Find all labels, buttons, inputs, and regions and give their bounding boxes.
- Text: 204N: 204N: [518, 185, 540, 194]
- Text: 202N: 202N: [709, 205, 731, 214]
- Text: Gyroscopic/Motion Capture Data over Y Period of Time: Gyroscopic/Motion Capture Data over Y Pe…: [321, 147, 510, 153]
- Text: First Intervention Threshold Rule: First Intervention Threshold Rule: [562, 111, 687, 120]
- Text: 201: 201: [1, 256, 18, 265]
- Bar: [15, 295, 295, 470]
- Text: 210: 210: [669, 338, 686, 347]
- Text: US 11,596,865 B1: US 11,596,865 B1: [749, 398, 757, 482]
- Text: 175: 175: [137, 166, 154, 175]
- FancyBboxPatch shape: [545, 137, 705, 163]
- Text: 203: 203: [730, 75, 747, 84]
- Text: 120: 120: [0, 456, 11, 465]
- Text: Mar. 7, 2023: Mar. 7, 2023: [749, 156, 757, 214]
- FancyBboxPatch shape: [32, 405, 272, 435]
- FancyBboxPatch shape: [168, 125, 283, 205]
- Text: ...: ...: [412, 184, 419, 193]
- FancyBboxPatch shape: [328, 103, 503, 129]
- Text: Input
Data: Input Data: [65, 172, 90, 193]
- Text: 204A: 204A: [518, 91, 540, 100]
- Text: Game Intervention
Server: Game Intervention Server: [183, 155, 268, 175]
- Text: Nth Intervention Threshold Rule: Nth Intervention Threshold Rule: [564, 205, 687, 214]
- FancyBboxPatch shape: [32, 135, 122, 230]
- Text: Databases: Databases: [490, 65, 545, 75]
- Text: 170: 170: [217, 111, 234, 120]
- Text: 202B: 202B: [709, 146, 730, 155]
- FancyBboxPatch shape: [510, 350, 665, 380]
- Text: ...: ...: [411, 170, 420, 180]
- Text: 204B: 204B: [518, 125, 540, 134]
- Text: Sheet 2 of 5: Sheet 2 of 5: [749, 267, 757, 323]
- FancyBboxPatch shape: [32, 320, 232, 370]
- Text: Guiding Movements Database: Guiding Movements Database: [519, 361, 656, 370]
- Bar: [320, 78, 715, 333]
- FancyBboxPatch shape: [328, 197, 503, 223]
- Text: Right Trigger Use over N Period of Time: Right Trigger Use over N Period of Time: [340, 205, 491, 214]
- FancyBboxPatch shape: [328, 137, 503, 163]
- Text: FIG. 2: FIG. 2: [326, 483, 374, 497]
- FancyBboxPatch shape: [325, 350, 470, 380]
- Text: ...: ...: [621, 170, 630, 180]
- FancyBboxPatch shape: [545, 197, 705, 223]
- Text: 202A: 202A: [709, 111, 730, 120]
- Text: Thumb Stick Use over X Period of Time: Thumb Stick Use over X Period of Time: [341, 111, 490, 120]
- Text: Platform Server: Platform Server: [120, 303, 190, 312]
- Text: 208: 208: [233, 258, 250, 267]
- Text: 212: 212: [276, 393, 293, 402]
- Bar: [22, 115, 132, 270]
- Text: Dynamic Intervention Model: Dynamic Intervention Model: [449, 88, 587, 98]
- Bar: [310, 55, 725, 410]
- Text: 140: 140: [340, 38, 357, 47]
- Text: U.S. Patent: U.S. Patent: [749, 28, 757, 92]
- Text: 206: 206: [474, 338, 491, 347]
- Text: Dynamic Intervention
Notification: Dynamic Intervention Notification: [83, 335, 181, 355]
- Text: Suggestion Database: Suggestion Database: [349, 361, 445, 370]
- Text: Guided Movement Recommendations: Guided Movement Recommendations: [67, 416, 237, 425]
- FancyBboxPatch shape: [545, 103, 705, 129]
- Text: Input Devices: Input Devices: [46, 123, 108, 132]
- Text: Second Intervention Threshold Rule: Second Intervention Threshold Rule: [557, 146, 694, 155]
━━━━━━━━━━
◆ **Task description**:
Rewrite the lines above, replacing "Threshold Rule" with "Limit Rule" everywhere it appears and changing nothing else.

◆ **Final result**:
Find all labels, buttons, inputs, and regions and give their bounding boxes.
- Text: 204N: 204N: [518, 185, 540, 194]
- Text: 202N: 202N: [709, 205, 731, 214]
- Text: Gyroscopic/Motion Capture Data over Y Period of Time: Gyroscopic/Motion Capture Data over Y Pe…: [321, 147, 510, 153]
- Text: First Intervention Limit Rule: First Intervention Limit Rule: [562, 111, 687, 120]
- Text: 201: 201: [1, 256, 18, 265]
- Bar: [15, 295, 295, 470]
- Text: 210: 210: [669, 338, 686, 347]
- Text: US 11,596,865 B1: US 11,596,865 B1: [749, 398, 757, 482]
- Text: 175: 175: [137, 166, 154, 175]
- FancyBboxPatch shape: [545, 137, 705, 163]
- Text: 203: 203: [730, 75, 747, 84]
- Text: 120: 120: [0, 456, 11, 465]
- Text: Mar. 7, 2023: Mar. 7, 2023: [749, 156, 757, 214]
- FancyBboxPatch shape: [32, 405, 272, 435]
- FancyBboxPatch shape: [168, 125, 283, 205]
- Text: ...: ...: [412, 184, 419, 193]
- FancyBboxPatch shape: [328, 103, 503, 129]
- Text: Input
Data: Input Data: [65, 172, 90, 193]
- Text: 204A: 204A: [518, 91, 540, 100]
- Text: Game Intervention
Server: Game Intervention Server: [183, 155, 268, 175]
- Text: Nth Intervention Limit Rule: Nth Intervention Limit Rule: [564, 205, 687, 214]
- FancyBboxPatch shape: [32, 135, 122, 230]
- Text: Databases: Databases: [490, 65, 545, 75]
- Text: 170: 170: [217, 111, 234, 120]
- Text: 202B: 202B: [709, 146, 730, 155]
- FancyBboxPatch shape: [510, 350, 665, 380]
- Text: ...: ...: [411, 170, 420, 180]
- Text: 204B: 204B: [518, 125, 540, 134]
- Text: Sheet 2 of 5: Sheet 2 of 5: [749, 267, 757, 323]
- FancyBboxPatch shape: [32, 320, 232, 370]
- Text: Guiding Movements Database: Guiding Movements Database: [519, 361, 656, 370]
- Bar: [320, 78, 715, 333]
- FancyBboxPatch shape: [328, 197, 503, 223]
- Text: Right Trigger Use over N Period of Time: Right Trigger Use over N Period of Time: [340, 205, 491, 214]
- FancyBboxPatch shape: [328, 137, 503, 163]
- Text: FIG. 2: FIG. 2: [326, 483, 374, 497]
- FancyBboxPatch shape: [325, 350, 470, 380]
- Text: ...: ...: [621, 170, 630, 180]
- FancyBboxPatch shape: [545, 197, 705, 223]
- Text: 202A: 202A: [709, 111, 730, 120]
- Text: Thumb Stick Use over X Period of Time: Thumb Stick Use over X Period of Time: [341, 111, 490, 120]
- Text: Platform Server: Platform Server: [120, 303, 190, 312]
- Text: 208: 208: [233, 258, 250, 267]
- Text: 212: 212: [276, 393, 293, 402]
- Bar: [22, 115, 132, 270]
- Text: Dynamic Intervention Model: Dynamic Intervention Model: [449, 88, 587, 98]
- Bar: [310, 55, 725, 410]
- Text: 140: 140: [340, 38, 357, 47]
- Text: U.S. Patent: U.S. Patent: [749, 28, 757, 92]
- Text: 206: 206: [474, 338, 491, 347]
- Text: Dynamic Intervention
Notification: Dynamic Intervention Notification: [83, 335, 181, 355]
- Text: Suggestion Database: Suggestion Database: [349, 361, 445, 370]
- Text: Guided Movement Recommendations: Guided Movement Recommendations: [67, 416, 237, 425]
- FancyBboxPatch shape: [545, 103, 705, 129]
- Text: Input Devices: Input Devices: [46, 123, 108, 132]
- Text: Second Intervention Limit Rule: Second Intervention Limit Rule: [557, 146, 694, 155]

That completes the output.